(Data records)
* * *

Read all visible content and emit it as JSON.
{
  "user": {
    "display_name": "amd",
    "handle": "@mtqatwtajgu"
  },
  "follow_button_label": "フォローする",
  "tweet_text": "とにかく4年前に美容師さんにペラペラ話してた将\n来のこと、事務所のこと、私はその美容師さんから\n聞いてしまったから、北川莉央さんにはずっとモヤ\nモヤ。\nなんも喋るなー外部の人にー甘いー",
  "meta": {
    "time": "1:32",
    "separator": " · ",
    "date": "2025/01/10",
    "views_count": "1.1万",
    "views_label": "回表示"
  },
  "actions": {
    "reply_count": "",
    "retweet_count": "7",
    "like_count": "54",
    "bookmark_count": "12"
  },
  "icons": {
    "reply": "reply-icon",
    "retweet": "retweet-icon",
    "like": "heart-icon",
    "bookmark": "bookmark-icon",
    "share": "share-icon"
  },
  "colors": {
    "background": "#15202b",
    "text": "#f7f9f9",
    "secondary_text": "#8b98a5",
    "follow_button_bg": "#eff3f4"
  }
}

* * *

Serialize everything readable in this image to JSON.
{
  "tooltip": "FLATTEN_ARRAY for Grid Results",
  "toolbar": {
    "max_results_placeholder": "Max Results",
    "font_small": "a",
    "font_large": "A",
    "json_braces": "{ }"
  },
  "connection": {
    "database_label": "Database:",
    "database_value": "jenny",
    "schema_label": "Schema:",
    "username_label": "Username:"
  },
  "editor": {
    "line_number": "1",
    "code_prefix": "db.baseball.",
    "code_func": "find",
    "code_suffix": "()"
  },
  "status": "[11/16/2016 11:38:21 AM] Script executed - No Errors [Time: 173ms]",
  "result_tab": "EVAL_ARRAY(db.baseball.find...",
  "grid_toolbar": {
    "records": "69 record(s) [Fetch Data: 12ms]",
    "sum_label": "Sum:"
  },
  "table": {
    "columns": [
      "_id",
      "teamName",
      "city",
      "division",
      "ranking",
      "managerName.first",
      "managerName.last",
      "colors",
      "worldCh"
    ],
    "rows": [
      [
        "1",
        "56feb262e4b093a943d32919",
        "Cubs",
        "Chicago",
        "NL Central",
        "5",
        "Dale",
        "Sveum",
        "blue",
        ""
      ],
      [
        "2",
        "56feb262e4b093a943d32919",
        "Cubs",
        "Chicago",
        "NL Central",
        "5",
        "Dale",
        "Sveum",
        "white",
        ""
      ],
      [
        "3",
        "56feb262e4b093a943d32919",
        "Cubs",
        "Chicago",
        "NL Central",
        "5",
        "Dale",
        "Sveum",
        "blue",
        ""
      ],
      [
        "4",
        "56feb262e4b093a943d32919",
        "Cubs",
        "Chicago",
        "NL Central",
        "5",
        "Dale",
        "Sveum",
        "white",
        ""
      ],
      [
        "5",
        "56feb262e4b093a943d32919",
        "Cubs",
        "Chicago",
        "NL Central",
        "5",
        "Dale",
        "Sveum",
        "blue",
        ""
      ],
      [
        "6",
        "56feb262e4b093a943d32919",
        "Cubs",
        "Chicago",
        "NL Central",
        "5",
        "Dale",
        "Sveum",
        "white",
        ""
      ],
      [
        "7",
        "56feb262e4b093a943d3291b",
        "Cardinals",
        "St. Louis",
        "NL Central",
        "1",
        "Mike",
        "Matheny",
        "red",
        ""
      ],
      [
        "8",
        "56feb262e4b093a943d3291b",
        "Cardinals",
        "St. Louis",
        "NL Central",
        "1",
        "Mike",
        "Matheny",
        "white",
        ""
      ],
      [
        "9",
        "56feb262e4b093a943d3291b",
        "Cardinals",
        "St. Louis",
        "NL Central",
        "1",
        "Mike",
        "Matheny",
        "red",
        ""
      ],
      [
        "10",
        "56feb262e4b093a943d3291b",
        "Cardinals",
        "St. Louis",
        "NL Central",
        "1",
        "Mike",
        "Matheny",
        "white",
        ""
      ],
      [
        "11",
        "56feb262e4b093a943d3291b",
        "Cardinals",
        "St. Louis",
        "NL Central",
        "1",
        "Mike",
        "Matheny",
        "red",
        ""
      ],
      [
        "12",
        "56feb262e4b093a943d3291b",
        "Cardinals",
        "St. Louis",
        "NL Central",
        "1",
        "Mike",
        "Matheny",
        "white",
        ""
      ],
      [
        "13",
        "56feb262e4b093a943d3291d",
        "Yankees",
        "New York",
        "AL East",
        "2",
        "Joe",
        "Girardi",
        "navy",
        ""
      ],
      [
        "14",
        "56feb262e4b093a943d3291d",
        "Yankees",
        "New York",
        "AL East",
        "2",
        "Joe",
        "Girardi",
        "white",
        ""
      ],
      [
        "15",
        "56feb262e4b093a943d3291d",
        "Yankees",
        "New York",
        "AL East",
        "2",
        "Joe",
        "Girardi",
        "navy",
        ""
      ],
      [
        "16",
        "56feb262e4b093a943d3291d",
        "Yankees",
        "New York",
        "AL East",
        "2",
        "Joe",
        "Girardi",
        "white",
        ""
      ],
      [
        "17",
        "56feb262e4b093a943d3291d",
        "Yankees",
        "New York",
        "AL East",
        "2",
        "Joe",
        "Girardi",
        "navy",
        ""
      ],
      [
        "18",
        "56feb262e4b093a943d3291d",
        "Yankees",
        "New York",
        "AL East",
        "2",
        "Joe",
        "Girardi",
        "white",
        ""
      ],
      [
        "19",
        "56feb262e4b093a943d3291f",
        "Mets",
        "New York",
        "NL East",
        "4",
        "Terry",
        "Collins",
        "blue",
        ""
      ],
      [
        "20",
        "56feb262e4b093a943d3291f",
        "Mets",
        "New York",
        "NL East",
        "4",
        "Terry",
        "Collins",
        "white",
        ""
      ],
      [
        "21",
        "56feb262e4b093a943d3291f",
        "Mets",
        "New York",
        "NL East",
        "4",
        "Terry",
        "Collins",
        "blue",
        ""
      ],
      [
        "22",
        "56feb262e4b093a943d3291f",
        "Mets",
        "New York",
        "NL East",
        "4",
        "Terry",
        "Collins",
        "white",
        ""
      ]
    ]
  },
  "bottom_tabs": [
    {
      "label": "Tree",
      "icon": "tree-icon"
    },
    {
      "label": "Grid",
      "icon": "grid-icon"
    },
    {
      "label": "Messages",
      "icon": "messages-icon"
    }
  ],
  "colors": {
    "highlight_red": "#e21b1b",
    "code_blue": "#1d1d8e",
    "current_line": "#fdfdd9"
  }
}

* * *

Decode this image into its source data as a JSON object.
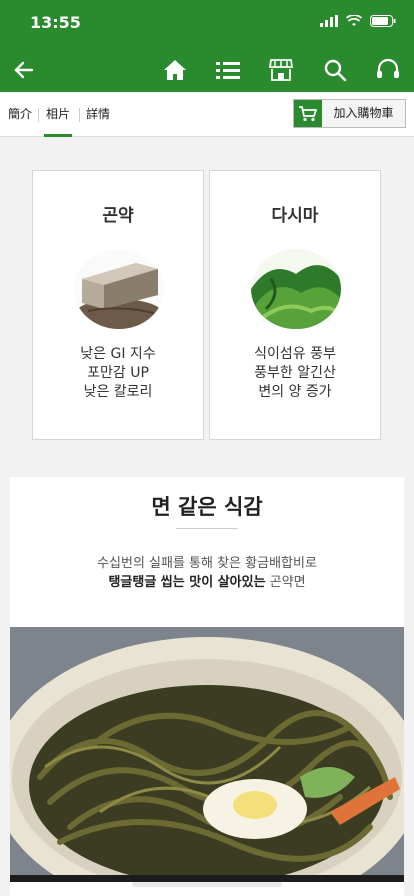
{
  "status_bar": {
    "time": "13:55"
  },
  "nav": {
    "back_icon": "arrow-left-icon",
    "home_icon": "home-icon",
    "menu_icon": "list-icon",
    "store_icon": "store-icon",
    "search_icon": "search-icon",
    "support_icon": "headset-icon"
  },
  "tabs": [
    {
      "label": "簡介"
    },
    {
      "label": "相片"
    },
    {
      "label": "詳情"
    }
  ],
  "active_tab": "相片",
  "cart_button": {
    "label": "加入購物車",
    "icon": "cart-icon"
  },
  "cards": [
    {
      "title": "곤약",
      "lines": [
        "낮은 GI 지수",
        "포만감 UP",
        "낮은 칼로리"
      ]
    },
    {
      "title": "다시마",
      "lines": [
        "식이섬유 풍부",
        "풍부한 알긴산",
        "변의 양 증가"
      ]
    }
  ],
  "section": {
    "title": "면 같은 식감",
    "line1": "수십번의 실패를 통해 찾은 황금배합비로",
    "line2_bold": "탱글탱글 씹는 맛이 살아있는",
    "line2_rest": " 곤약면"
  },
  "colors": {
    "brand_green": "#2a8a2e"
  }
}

* * *

#### Your objective:
Pull out each line of the listing that holds the string "this".

#### Task result:
Serialize everything readable in this image to JSON.
Decode this image into its source data as a JSON object.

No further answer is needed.